[A block of data]
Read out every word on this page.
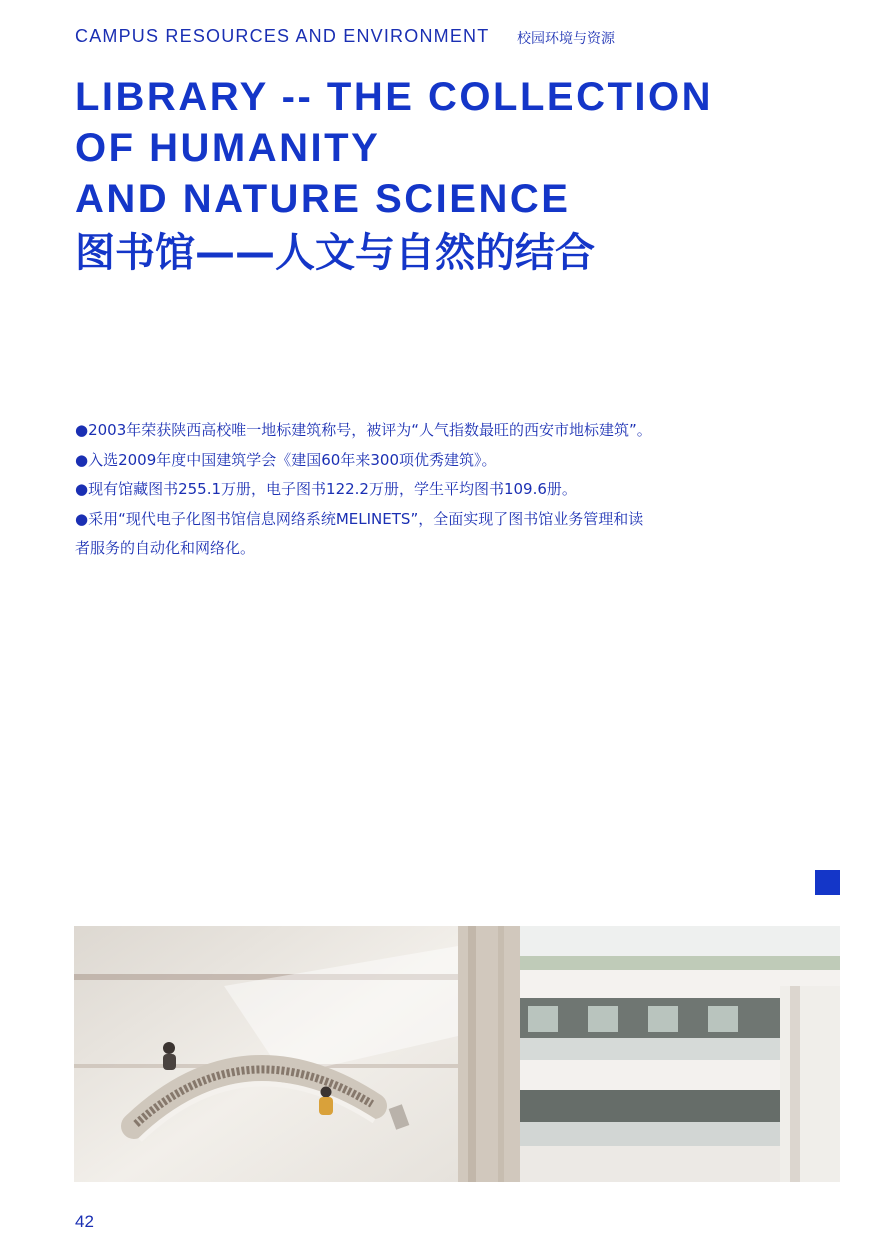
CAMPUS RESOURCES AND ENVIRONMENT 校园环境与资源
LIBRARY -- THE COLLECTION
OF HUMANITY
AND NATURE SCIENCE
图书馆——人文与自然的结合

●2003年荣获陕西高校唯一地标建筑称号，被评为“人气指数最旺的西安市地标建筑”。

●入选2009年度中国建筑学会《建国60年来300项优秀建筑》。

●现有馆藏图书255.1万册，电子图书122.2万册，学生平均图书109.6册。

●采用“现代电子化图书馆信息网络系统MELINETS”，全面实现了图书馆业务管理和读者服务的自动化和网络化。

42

...

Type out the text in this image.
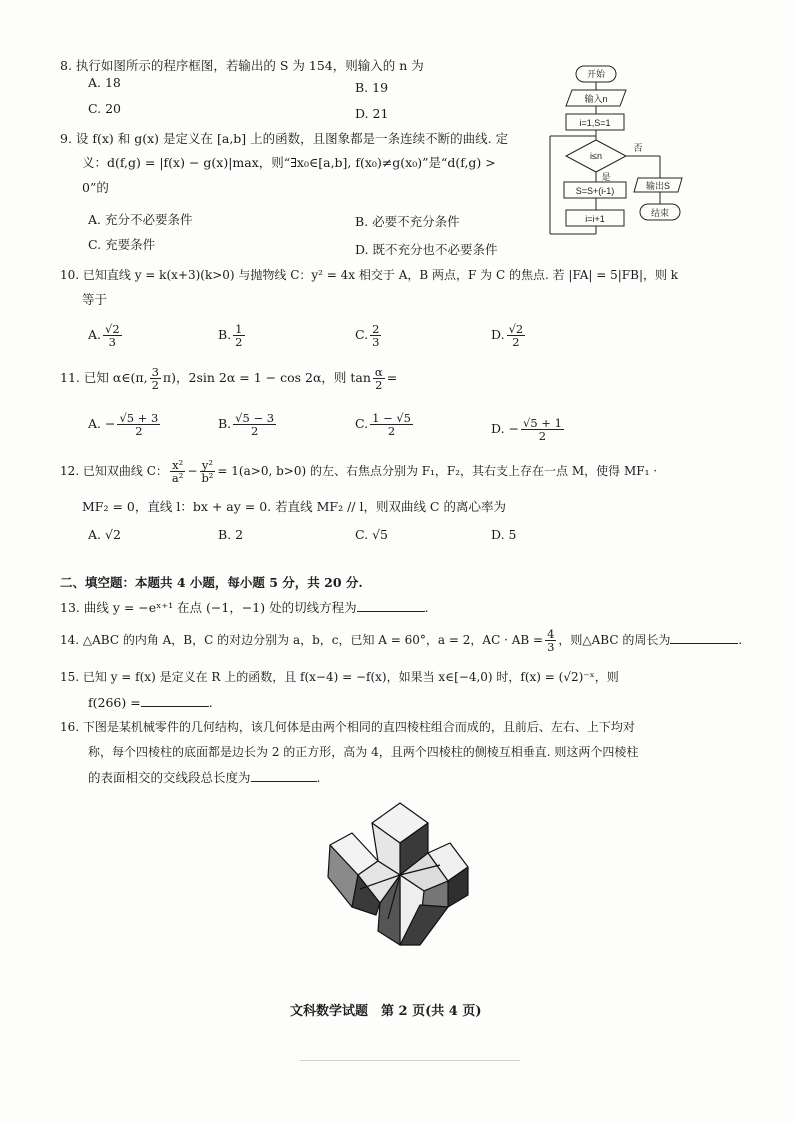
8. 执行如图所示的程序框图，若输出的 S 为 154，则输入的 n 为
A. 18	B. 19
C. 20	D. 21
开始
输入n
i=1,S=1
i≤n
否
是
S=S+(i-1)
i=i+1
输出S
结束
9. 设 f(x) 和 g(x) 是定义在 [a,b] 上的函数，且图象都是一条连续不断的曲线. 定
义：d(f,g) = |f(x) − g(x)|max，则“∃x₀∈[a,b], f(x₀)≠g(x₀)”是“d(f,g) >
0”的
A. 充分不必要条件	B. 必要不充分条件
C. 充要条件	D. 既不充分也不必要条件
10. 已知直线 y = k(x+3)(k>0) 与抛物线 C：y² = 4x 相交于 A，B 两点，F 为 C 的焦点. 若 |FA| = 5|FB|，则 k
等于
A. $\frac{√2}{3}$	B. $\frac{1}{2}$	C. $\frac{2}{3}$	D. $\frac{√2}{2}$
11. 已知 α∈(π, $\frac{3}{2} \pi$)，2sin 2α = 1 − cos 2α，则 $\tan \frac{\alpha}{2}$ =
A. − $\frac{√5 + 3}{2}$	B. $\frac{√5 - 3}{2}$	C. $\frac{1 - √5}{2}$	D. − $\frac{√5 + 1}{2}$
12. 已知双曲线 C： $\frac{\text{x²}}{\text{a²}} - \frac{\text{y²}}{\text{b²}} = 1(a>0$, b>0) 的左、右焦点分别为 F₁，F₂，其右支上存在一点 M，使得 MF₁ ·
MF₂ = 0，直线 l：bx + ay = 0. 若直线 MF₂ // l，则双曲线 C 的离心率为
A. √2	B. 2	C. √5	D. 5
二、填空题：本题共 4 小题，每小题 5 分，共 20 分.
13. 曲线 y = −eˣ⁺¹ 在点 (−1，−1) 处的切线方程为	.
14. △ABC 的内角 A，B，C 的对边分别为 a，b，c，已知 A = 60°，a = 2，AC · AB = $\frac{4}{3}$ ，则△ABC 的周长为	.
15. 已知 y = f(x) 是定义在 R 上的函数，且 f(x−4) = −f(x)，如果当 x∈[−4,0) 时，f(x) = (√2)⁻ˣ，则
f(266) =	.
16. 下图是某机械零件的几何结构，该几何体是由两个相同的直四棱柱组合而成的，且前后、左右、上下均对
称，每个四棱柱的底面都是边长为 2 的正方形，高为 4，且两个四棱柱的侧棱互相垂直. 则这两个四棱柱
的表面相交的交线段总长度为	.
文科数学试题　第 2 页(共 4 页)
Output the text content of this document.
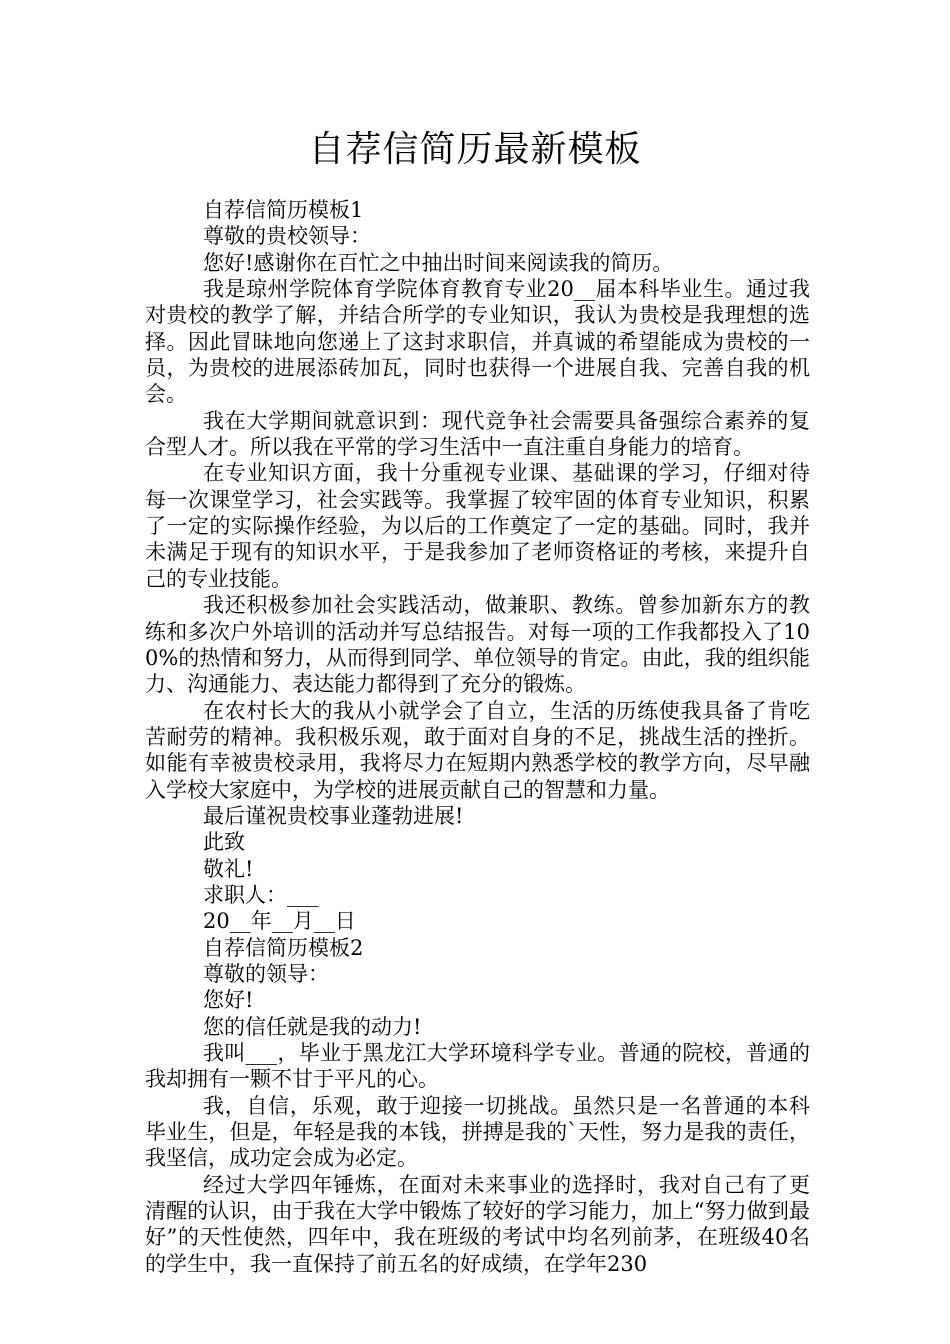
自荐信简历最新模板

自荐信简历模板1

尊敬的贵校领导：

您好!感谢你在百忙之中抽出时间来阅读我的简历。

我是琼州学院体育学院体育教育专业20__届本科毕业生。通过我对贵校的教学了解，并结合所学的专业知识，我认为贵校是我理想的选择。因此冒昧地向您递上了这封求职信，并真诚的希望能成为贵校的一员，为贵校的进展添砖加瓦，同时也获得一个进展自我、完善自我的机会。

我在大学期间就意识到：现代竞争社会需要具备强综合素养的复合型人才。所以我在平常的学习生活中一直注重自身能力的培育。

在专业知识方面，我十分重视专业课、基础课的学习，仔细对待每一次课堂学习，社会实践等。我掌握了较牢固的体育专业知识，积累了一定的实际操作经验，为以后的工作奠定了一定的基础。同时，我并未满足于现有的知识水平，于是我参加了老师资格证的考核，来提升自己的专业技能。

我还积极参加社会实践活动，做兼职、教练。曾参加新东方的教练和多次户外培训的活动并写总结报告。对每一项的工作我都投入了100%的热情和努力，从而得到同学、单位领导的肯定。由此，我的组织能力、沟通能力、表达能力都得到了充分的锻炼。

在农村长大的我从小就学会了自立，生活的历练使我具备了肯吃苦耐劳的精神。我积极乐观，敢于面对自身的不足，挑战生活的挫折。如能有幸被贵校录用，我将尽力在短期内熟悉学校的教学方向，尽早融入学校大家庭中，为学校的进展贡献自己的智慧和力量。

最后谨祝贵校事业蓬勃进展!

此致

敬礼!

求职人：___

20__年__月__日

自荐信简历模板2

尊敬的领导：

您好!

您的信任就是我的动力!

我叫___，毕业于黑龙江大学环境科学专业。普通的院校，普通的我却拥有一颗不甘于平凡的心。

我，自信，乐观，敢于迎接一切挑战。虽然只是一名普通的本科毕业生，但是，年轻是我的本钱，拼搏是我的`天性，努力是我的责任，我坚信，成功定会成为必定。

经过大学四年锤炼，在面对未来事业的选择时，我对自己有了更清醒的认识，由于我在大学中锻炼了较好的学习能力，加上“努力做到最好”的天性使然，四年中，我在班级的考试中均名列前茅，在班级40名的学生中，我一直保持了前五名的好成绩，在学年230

--

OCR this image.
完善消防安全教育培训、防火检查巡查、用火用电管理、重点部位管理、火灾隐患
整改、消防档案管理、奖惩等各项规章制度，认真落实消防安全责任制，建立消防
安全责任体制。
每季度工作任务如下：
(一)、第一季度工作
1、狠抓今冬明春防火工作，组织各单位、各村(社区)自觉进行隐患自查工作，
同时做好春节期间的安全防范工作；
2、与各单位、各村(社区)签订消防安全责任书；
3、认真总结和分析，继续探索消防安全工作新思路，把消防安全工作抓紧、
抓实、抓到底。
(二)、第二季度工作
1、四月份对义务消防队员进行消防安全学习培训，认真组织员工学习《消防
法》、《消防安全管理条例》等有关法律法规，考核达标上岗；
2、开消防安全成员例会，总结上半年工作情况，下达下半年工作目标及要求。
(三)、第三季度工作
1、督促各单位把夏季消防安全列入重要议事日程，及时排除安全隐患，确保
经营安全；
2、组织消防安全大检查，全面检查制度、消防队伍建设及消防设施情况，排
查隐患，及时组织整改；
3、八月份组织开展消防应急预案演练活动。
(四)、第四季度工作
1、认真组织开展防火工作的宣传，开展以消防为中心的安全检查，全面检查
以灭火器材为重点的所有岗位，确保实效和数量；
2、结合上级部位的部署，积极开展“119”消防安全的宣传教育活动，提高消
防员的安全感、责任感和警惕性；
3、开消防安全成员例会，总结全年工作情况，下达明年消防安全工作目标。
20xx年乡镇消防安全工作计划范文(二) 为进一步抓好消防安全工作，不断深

**Problem statement**
Search the entries for the word "text" and gather every line where it appears.

**Exercise response**
Type out the text in this image.
12. 已知双曲线 C： $\frac{\text{x²}}{\text{a²}} - \frac{\text{y²}}{\text{b²}} = 1(a>0$, b>0) 的左、右焦点分别为 F₁，F₂，其右支上存在一点 M，使得 MF₁ ·
Output the text content of this document.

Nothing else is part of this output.